[Begin]

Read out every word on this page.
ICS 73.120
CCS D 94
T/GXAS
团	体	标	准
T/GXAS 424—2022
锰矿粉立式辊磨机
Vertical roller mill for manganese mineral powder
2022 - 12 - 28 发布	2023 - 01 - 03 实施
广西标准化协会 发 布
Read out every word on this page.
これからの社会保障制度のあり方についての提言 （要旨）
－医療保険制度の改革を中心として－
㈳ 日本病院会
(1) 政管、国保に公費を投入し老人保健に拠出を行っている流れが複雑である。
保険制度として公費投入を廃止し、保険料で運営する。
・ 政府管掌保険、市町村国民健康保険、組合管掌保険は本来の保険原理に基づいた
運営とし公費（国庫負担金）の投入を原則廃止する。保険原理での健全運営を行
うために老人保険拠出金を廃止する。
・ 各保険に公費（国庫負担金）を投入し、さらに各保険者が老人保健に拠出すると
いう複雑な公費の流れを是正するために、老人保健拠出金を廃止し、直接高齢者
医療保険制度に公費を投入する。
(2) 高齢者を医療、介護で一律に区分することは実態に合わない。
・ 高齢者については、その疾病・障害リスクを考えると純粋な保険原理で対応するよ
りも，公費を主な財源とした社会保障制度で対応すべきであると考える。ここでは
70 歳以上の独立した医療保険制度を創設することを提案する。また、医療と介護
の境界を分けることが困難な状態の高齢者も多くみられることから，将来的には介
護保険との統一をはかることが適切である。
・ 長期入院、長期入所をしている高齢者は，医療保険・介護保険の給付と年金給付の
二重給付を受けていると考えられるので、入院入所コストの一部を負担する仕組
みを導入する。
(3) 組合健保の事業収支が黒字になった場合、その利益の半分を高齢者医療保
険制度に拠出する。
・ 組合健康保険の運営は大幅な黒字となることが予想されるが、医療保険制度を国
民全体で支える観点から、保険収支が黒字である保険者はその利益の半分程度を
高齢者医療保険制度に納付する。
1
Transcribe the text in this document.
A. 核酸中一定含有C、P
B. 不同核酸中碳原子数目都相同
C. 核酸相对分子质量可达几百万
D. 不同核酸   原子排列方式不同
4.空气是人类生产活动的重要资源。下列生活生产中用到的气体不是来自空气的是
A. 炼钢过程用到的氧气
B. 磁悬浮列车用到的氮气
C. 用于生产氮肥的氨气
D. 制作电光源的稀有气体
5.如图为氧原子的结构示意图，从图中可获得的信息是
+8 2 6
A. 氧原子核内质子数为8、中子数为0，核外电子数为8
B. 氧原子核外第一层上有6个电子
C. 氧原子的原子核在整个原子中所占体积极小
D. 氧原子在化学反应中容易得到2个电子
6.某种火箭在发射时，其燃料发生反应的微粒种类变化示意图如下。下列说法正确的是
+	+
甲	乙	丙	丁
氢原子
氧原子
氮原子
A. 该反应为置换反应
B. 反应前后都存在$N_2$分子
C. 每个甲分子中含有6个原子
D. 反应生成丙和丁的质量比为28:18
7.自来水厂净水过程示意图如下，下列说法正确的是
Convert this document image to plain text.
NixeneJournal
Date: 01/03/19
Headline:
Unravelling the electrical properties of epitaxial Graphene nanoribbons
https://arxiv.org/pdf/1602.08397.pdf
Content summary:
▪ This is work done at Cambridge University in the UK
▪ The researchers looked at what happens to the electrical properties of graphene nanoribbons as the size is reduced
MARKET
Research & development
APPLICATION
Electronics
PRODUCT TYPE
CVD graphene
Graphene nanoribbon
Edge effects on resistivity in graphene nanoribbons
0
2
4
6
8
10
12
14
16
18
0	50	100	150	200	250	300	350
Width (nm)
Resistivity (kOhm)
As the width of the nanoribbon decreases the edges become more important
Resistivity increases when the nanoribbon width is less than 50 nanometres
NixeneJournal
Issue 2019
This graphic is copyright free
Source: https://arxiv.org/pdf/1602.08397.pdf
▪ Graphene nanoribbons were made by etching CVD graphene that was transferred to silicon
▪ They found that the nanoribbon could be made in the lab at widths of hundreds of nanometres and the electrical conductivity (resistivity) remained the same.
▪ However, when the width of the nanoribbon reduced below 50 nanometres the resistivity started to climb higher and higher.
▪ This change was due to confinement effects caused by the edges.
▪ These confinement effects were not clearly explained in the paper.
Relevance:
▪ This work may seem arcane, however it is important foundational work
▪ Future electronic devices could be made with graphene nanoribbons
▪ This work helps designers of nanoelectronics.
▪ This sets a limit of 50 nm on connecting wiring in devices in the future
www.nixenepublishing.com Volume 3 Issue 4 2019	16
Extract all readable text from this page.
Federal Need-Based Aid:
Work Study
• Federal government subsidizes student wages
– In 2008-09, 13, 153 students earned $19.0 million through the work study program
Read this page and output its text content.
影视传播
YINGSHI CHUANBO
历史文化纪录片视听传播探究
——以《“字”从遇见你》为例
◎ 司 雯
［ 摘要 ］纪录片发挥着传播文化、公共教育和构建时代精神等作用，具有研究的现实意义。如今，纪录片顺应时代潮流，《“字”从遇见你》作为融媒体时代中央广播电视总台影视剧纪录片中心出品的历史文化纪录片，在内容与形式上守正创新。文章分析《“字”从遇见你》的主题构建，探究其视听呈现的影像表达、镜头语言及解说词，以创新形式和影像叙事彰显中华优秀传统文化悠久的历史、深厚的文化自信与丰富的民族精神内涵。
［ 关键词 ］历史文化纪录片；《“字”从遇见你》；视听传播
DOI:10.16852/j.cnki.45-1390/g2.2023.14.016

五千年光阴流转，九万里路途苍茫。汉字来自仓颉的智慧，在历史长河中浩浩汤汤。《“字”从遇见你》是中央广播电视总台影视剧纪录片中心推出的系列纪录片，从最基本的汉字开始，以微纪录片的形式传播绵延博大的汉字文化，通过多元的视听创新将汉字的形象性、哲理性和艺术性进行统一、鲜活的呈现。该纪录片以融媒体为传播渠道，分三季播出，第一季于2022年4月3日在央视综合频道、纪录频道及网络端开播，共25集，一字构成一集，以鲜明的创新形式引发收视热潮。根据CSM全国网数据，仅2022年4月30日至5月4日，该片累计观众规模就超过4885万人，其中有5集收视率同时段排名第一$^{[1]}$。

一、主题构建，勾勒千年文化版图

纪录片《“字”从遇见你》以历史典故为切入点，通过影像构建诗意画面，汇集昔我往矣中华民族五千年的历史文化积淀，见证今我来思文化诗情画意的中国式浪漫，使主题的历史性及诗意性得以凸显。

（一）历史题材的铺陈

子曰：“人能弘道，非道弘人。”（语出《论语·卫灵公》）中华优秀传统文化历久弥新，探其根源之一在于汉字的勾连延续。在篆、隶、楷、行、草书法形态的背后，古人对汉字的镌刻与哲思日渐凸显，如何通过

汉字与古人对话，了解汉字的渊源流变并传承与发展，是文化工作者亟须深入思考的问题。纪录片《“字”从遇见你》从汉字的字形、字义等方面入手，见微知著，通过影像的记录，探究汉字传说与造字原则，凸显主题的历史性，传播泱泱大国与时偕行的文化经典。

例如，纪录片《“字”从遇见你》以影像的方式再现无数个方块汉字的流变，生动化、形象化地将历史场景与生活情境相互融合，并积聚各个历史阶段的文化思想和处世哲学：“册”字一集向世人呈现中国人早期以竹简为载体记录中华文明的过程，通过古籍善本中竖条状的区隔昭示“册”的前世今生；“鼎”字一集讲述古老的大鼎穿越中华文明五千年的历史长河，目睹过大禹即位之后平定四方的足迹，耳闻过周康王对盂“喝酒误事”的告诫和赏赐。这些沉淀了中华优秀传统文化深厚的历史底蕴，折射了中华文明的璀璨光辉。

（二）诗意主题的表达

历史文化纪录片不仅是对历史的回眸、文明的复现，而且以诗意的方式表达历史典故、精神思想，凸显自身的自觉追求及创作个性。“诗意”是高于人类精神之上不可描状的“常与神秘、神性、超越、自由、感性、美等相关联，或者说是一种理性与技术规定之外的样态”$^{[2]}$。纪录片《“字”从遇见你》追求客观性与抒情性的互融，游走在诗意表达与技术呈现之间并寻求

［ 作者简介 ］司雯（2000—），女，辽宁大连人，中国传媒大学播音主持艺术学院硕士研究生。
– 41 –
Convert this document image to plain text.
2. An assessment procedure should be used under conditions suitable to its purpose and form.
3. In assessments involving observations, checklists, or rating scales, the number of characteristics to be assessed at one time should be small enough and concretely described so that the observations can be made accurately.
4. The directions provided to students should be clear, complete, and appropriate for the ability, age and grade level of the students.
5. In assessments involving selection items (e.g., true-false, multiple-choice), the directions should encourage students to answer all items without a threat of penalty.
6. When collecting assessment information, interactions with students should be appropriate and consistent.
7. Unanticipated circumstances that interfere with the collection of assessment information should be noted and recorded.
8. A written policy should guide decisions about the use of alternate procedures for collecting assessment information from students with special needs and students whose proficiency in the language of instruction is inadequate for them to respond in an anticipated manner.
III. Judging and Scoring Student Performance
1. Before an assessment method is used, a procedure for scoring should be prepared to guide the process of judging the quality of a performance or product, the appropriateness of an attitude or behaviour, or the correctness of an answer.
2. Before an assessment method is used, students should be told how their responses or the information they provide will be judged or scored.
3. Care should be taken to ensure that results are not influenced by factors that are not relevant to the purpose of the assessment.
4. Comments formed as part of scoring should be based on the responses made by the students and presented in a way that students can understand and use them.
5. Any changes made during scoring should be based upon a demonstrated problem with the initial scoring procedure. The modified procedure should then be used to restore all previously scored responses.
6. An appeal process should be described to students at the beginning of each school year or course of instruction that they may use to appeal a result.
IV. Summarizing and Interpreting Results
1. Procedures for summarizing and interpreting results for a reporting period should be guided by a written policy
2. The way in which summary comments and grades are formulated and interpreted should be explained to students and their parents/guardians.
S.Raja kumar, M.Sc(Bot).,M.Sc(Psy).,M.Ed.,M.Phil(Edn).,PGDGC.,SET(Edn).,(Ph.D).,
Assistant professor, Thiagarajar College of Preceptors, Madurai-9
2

[End]

**WHAT TO DO**
Gather and copy every line of the data in which the string "nanometres" is found.

**OUTPUT OF THE EXERCISE**
Resistivity increases when the nanoribbon width is less than 50 nanometres
▪ They found that the nanoribbon could be made in the lab at widths of hundreds of nanometres and the electrical conductivity (resistivity) remained the same.
▪ However, when the width of the nanoribbon reduced below 50 nanometres the resistivity started to climb higher and higher.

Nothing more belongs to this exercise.